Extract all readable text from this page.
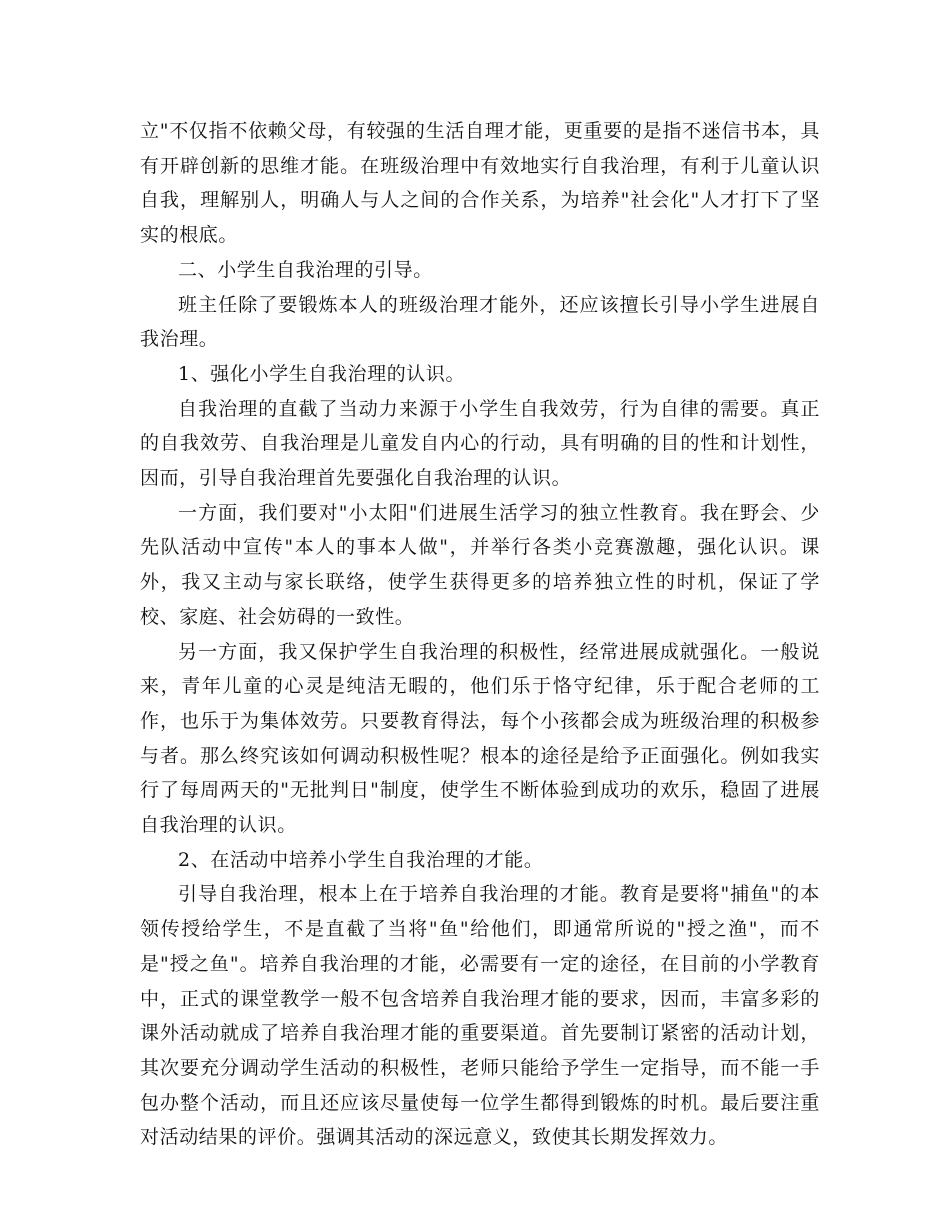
立"不仅指不依赖父母，有较强的生活自理才能，更重要的是指不迷信书本，具有开辟创新的思维才能。在班级治理中有效地实行自我治理，有利于儿童认识自我，理解别人，明确人与人之间的合作关系，为培养"社会化"人才打下了坚实的根底。

二、小学生自我治理的引导。

班主任除了要锻炼本人的班级治理才能外，还应该擅长引导小学生进展自我治理。

1、强化小学生自我治理的认识。

自我治理的直截了当动力来源于小学生自我效劳，行为自律的需要。真正的自我效劳、自我治理是儿童发自内心的行动，具有明确的目的性和计划性，因而，引导自我治理首先要强化自我治理的认识。

一方面，我们要对"小太阳"们进展生活学习的独立性教育。我在野会、少先队活动中宣传"本人的事本人做"，并举行各类小竞赛激趣，强化认识。课外，我又主动与家长联络，使学生获得更多的培养独立性的时机，保证了学校、家庭、社会妨碍的一致性。

另一方面，我又保护学生自我治理的积极性，经常进展成就强化。一般说来，青年儿童的心灵是纯洁无暇的，他们乐于恪守纪律，乐于配合老师的工作，也乐于为集体效劳。只要教育得法，每个小孩都会成为班级治理的积极参与者。那么终究该如何调动积极性呢？根本的途径是给予正面强化。例如我实行了每周两天的"无批判日"制度，使学生不断体验到成功的欢乐，稳固了进展自我治理的认识。

2、在活动中培养小学生自我治理的才能。

引导自我治理，根本上在于培养自我治理的才能。教育是要将"捕鱼"的本领传授给学生，不是直截了当将"鱼"给他们，即通常所说的"授之渔"，而不是"授之鱼"。培养自我治理的才能，必需要有一定的途径，在目前的小学教育中，正式的课堂教学一般不包含培养自我治理才能的要求，因而，丰富多彩的课外活动就成了培养自我治理才能的重要渠道。首先要制订紧密的活动计划，其次要充分调动学生活动的积极性，老师只能给予学生一定指导，而不能一手包办整个活动，而且还应该尽量使每一位学生都得到锻炼的时机。最后要注重对活动结果的评价。强调其活动的深远意义，致使其长期发挥效力。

____

#### AIM OF THE TASK
Go through the entries above and print each one exactly, minus the pictures.

#### REPLY TO THE EXERCISE
Extract all readable text from this page.
立"不仅指不依赖父母，有较强的生活自理才能，更重要的是指不迷信书本，具有开辟创新的思维才能。在班级治理中有效地实行自我治理，有利于儿童认识自我，理解别人，明确人与人之间的合作关系，为培养"社会化"人才打下了坚实的根底。

二、小学生自我治理的引导。

班主任除了要锻炼本人的班级治理才能外，还应该擅长引导小学生进展自我治理。

1、强化小学生自我治理的认识。

自我治理的直截了当动力来源于小学生自我效劳，行为自律的需要。真正的自我效劳、自我治理是儿童发自内心的行动，具有明确的目的性和计划性，因而，引导自我治理首先要强化自我治理的认识。

一方面，我们要对"小太阳"们进展生活学习的独立性教育。我在野会、少先队活动中宣传"本人的事本人做"，并举行各类小竞赛激趣，强化认识。课外，我又主动与家长联络，使学生获得更多的培养独立性的时机，保证了学校、家庭、社会妨碍的一致性。

另一方面，我又保护学生自我治理的积极性，经常进展成就强化。一般说来，青年儿童的心灵是纯洁无暇的，他们乐于恪守纪律，乐于配合老师的工作，也乐于为集体效劳。只要教育得法，每个小孩都会成为班级治理的积极参与者。那么终究该如何调动积极性呢？根本的途径是给予正面强化。例如我实行了每周两天的"无批判日"制度，使学生不断体验到成功的欢乐，稳固了进展自我治理的认识。

2、在活动中培养小学生自我治理的才能。

引导自我治理，根本上在于培养自我治理的才能。教育是要将"捕鱼"的本领传授给学生，不是直截了当将"鱼"给他们，即通常所说的"授之渔"，而不是"授之鱼"。培养自我治理的才能，必需要有一定的途径，在目前的小学教育中，正式的课堂教学一般不包含培养自我治理才能的要求，因而，丰富多彩的课外活动就成了培养自我治理才能的重要渠道。首先要制订紧密的活动计划，其次要充分调动学生活动的积极性，老师只能给予学生一定指导，而不能一手包办整个活动，而且还应该尽量使每一位学生都得到锻炼的时机。最后要注重对活动结果的评价。强调其活动的深远意义，致使其长期发挥效力。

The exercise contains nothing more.